■ **Figure content listings**:
# # #
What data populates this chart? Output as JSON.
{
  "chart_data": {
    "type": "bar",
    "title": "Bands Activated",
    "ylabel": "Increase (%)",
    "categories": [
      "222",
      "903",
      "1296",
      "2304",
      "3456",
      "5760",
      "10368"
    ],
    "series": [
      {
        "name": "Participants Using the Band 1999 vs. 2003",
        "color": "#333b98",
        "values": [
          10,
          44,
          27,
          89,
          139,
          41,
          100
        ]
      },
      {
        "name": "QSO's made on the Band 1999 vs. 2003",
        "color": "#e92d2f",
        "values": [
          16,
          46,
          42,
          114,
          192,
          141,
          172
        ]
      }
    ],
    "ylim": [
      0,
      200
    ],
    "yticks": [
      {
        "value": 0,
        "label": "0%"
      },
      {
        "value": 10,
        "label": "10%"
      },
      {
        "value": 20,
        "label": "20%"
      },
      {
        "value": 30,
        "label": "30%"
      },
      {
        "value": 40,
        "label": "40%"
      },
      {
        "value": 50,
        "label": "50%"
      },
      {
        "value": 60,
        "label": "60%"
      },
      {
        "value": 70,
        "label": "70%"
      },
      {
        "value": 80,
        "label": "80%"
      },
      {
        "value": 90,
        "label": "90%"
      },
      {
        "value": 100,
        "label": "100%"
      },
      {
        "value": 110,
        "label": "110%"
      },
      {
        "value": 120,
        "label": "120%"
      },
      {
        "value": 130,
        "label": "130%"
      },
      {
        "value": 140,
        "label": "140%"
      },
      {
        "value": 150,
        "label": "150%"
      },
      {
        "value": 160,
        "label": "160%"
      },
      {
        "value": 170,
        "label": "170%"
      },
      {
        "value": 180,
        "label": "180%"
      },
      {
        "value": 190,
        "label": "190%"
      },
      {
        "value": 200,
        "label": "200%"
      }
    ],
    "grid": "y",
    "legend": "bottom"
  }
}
# # #
■ **PROMPT**: Using the data above, return each line exactly as written.

■ **COMPLETE RESPONSE**:
What data populates this chart? Output as JSON.
{
  "chart_data": {
    "type": "bar",
    "title": "Bands Activated",
    "ylabel": "Increase (%)",
    "categories": [
      "222",
      "903",
      "1296",
      "2304",
      "3456",
      "5760",
      "10368"
    ],
    "series": [
      {
        "name": "Participants Using the Band 1999 vs. 2003",
        "color": "#333b98",
        "values": [
          10,
          44,
          27,
          89,
          139,
          41,
          100
        ]
      },
      {
        "name": "QSO's made on the Band 1999 vs. 2003",
        "color": "#e92d2f",
        "values": [
          16,
          46,
          42,
          114,
          192,
          141,
          172
        ]
      }
    ],
    "ylim": [
      0,
      200
    ],
    "yticks": [
      {
        "value": 0,
        "label": "0%"
      },
      {
        "value": 10,
        "label": "10%"
      },
      {
        "value": 20,
        "label": "20%"
      },
      {
        "value": 30,
        "label": "30%"
      },
      {
        "value": 40,
        "label": "40%"
      },
      {
        "value": 50,
        "label": "50%"
      },
      {
        "value": 60,
        "label": "60%"
      },
      {
        "value": 70,
        "label": "70%"
      },
      {
        "value": 80,
        "label": "80%"
      },
      {
        "value": 90,
        "label": "90%"
      },
      {
        "value": 100,
        "label": "100%"
      },
      {
        "value": 110,
        "label": "110%"
      },
      {
        "value": 120,
        "label": "120%"
      },
      {
        "value": 130,
        "label": "130%"
      },
      {
        "value": 140,
        "label": "140%"
      },
      {
        "value": 150,
        "label": "150%"
      },
      {
        "value": 160,
        "label": "160%"
      },
      {
        "value": 170,
        "label": "170%"
      },
      {
        "value": 180,
        "label": "180%"
      },
      {
        "value": 190,
        "label": "190%"
      },
      {
        "value": 200,
        "label": "200%"
      }
    ],
    "grid": "y",
    "legend": "bottom"
  }
}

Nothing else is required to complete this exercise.